EXERCISE BRIEF → Copy all the entries word for word, but omit the pictures.

═════ MATERIAL FOR THIS EXERCISE ═════

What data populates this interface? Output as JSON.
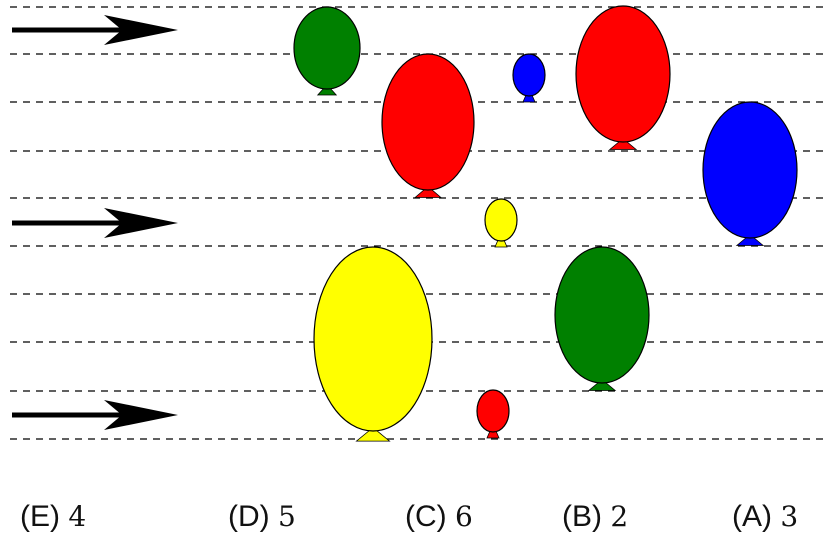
{
  "figure": {
    "guide_line_count": 10,
    "arrow_count": 3,
    "colors": {
      "line": "#000000",
      "green": "#008000",
      "red": "#ff0000",
      "blue": "#0000ff",
      "yellow": "#ffff00"
    },
    "balloons": [
      {
        "color": "green",
        "size": "medium"
      },
      {
        "color": "red",
        "size": "large"
      },
      {
        "color": "blue",
        "size": "small"
      },
      {
        "color": "red",
        "size": "large"
      },
      {
        "color": "blue",
        "size": "large"
      },
      {
        "color": "yellow",
        "size": "small"
      },
      {
        "color": "yellow",
        "size": "large"
      },
      {
        "color": "green",
        "size": "large"
      },
      {
        "color": "red",
        "size": "small"
      }
    ]
  },
  "choices": [
    {
      "letter": "(E)",
      "value": "4"
    },
    {
      "letter": "(D)",
      "value": "5"
    },
    {
      "letter": "(C)",
      "value": "6"
    },
    {
      "letter": "(B)",
      "value": "2"
    },
    {
      "letter": "(A)",
      "value": "3"
    }
  ]
}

═════

TASK RESULT →
What data populates this interface? Output as JSON.
{
  "figure": {
    "guide_line_count": 10,
    "arrow_count": 3,
    "colors": {
      "line": "#000000",
      "green": "#008000",
      "red": "#ff0000",
      "blue": "#0000ff",
      "yellow": "#ffff00"
    },
    "balloons": [
      {
        "color": "green",
        "size": "medium"
      },
      {
        "color": "red",
        "size": "large"
      },
      {
        "color": "blue",
        "size": "small"
      },
      {
        "color": "red",
        "size": "large"
      },
      {
        "color": "blue",
        "size": "large"
      },
      {
        "color": "yellow",
        "size": "small"
      },
      {
        "color": "yellow",
        "size": "large"
      },
      {
        "color": "green",
        "size": "large"
      },
      {
        "color": "red",
        "size": "small"
      }
    ]
  },
  "choices": [
    {
      "letter": "(E)",
      "value": "4"
    },
    {
      "letter": "(D)",
      "value": "5"
    },
    {
      "letter": "(C)",
      "value": "6"
    },
    {
      "letter": "(B)",
      "value": "2"
    },
    {
      "letter": "(A)",
      "value": "3"
    }
  ]
}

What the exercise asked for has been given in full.